取り組む課題:
外食企業へのインタビューを読み、次の問いに答えなさい。
(a) この会社が創業したのは何年か。
(b) 「餃子のかっちゃん」は直営・FC合わせて何店舗以上に拡大しているか。
(c) 松井氏は、拡大の最大の要因として何を挙げているか。
━━━━━ 対象本文
また、コロナ禍というタイミングも影響しています。居抜き物件をローコストで確保できたため、出店を加速するための資金を確保でき、戦略も築けました。
── 2020年の創業時はまさにコロナ禍の真っ只中でした。あえてその時期に、集客が難しいとされる肉バルなどの業態でスタートした意図は何でしょうか?
松井 私たちはもともと、InstagramなどのSNSを活用した集客に強みを持っていました。集客目線で業態をつくるという発想で出店しています。世の中のトレンドをSNSでいち早く察知し、それに応じた業態を投入するものです。関西や東京のグルメ情報を常に注視し、アンテナを張っています。
たとえば以前、展開した寿司業態も、ブームが来る直前のタイミングで出店しました。SNSの反応を見極め、波に乗るスピード感は非常に速いです。
ただ、流行を追い続けることには限界もあります。そこで、自分たちのパッケージを確立し、それを広める方向にシフトしました。
その結果として誕生したのが「餃子のかっちゃん」です。自分たちが得意とする客単価とサービスを、最も効率的に提供できる形を追求しました。
会計の金額以上の価値を感じられる顧客満足度がKPI
── 「餃子のかっちゃん」は直営・フランチャイズ(FC)合わせて60店舗以上に拡大しています。これほどまでにスケールした要因はどこにあると考えていますか?
松井 最大の要因は、徹底した標準化です。餃子という商材は、自動調理機器やOEMの活用により、誰でも同じクオリティーで提供できます。現場での再現性を高めることで、運営のハードルを下げました。これが、社内の営業部やFCオーナーが取り組みやすいパッケージにつながっています。
また、バックオフィスの内製化も早期に進めました。飲食業界の中でも、運営を支える事務機能の構築はかなり速いほうだと自負しています。
━━━━━━━━━━
━━━━━ 提供資料
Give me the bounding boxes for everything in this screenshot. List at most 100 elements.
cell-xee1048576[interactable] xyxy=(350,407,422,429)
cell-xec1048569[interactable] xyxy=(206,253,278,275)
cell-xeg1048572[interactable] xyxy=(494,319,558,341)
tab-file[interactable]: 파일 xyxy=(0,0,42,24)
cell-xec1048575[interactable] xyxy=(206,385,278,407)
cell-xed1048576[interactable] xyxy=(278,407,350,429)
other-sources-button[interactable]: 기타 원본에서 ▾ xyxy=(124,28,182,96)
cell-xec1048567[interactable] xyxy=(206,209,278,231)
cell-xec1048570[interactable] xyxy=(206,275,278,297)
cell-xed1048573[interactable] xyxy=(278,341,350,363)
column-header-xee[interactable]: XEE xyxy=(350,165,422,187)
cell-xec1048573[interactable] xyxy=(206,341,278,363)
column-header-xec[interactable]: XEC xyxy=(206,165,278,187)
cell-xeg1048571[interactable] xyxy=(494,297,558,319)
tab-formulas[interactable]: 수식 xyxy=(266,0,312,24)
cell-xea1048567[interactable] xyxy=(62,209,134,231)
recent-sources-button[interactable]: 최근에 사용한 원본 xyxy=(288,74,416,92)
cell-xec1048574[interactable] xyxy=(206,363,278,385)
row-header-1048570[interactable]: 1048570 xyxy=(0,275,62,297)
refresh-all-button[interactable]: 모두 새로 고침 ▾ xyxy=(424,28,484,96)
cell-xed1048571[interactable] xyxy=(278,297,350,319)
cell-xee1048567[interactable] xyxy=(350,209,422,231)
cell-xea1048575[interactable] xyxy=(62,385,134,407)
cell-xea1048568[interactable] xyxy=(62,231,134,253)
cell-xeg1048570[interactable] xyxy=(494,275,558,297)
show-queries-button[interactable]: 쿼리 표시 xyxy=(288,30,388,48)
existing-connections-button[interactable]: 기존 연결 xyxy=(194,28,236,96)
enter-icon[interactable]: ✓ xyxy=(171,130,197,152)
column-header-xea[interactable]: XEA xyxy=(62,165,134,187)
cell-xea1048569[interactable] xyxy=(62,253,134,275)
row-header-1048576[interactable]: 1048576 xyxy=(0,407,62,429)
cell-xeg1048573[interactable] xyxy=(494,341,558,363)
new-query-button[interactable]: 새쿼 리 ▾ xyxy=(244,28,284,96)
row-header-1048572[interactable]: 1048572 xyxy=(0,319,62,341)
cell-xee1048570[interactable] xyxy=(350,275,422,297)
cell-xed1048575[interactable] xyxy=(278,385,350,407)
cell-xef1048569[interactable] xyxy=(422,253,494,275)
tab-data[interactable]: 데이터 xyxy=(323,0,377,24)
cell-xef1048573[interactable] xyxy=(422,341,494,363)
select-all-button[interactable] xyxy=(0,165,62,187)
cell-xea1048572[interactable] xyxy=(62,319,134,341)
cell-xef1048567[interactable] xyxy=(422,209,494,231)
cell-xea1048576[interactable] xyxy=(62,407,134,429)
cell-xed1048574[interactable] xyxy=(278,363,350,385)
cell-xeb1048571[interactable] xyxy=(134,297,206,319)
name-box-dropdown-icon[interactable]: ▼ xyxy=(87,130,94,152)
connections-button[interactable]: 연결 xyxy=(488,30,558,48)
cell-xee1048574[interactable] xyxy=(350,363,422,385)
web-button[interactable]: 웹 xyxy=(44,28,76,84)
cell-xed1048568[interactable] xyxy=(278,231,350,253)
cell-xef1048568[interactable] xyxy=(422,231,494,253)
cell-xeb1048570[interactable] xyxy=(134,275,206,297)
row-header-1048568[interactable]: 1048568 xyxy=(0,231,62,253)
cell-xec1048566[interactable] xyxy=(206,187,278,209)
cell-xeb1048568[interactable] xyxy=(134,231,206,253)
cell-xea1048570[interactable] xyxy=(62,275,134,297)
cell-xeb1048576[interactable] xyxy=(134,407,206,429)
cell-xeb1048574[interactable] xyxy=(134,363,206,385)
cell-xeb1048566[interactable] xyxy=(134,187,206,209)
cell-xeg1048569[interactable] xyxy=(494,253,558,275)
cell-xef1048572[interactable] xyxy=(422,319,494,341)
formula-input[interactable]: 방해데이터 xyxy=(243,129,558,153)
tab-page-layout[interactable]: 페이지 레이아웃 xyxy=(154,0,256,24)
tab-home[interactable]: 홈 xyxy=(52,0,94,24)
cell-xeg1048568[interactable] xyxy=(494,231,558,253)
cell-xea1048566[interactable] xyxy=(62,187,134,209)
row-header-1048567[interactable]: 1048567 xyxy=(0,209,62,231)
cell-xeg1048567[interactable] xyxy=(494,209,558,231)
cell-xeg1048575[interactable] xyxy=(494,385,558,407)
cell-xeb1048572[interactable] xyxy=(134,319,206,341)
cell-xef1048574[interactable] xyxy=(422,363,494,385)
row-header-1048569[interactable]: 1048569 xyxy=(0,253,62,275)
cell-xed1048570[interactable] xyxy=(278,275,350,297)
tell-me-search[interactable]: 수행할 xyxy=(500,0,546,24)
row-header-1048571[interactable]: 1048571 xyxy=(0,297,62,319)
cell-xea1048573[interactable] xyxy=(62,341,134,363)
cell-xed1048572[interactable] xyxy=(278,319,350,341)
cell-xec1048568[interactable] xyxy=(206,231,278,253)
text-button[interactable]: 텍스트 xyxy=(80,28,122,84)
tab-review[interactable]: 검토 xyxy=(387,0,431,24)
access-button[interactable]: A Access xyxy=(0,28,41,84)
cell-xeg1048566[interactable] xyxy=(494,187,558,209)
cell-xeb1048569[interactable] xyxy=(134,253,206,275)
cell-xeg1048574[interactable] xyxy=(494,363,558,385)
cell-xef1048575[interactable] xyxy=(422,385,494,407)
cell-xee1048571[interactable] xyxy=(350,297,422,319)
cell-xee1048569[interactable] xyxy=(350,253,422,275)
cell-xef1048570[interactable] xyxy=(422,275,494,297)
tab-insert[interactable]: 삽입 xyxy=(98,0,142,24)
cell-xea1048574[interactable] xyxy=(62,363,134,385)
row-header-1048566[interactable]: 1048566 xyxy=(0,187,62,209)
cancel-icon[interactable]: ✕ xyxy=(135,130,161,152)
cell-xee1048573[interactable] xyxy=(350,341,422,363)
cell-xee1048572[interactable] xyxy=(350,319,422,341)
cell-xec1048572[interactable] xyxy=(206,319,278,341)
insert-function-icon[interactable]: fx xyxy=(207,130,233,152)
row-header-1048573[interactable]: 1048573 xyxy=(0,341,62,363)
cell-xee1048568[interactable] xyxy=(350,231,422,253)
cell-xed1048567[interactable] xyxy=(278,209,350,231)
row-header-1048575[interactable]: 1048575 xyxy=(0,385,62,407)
━━━━━━━━━━
解答:
(a) 2020年
(b) 60店舗以上
(c) 徹底した標準化